■ Brief: Quote the whole listing exactly. Leave the pictures out of your copy.

Stored data entries:

+ + + + +

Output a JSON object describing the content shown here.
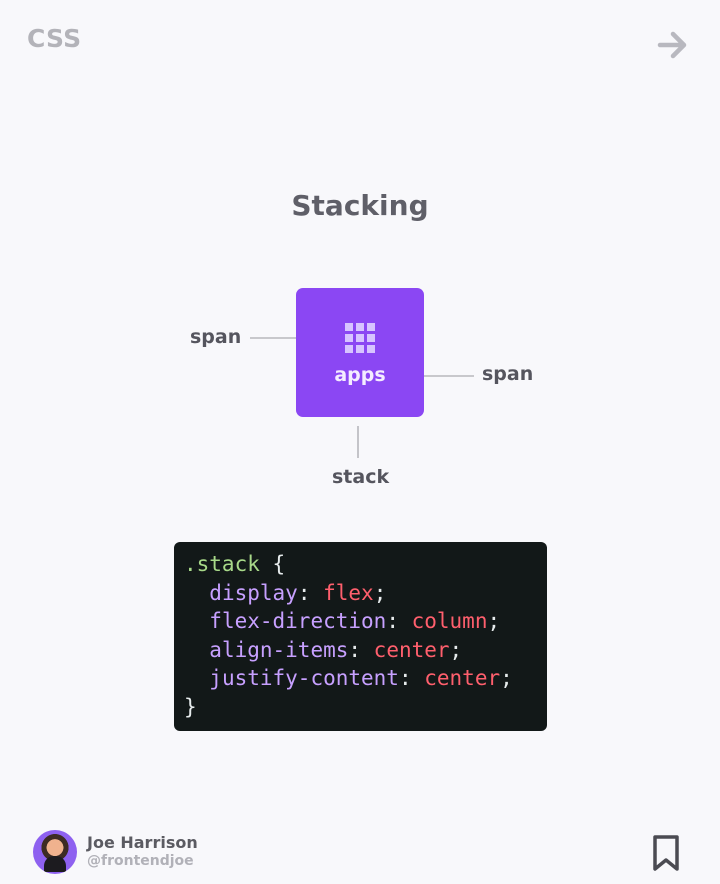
{
  "header": {
    "category": "CSS",
    "next_icon": "arrow-right-icon"
  },
  "diagram": {
    "title": "Stacking",
    "box": {
      "icon": "grid-icon",
      "label": "apps",
      "color": "#8b47f3"
    },
    "callouts": {
      "left_span": "span",
      "right_span": "span",
      "stack": "stack"
    }
  },
  "code": {
    "selector": ".stack",
    "open_brace": "{",
    "close_brace": "}",
    "declarations": [
      {
        "property": "display",
        "value": "flex"
      },
      {
        "property": "flex-direction",
        "value": "column"
      },
      {
        "property": "align-items",
        "value": "center"
      },
      {
        "property": "justify-content",
        "value": "center"
      }
    ]
  },
  "footer": {
    "author_name": "Joe Harrison",
    "author_handle": "@frontendjoe",
    "bookmark_icon": "bookmark-icon"
  }
}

+ + + + +

■ Written response:
Output a JSON object describing the content shown here.
{
  "header": {
    "category": "CSS",
    "next_icon": "arrow-right-icon"
  },
  "diagram": {
    "title": "Stacking",
    "box": {
      "icon": "grid-icon",
      "label": "apps",
      "color": "#8b47f3"
    },
    "callouts": {
      "left_span": "span",
      "right_span": "span",
      "stack": "stack"
    }
  },
  "code": {
    "selector": ".stack",
    "open_brace": "{",
    "close_brace": "}",
    "declarations": [
      {
        "property": "display",
        "value": "flex"
      },
      {
        "property": "flex-direction",
        "value": "column"
      },
      {
        "property": "align-items",
        "value": "center"
      },
      {
        "property": "justify-content",
        "value": "center"
      }
    ]
  },
  "footer": {
    "author_name": "Joe Harrison",
    "author_handle": "@frontendjoe",
    "bookmark_icon": "bookmark-icon"
  }
}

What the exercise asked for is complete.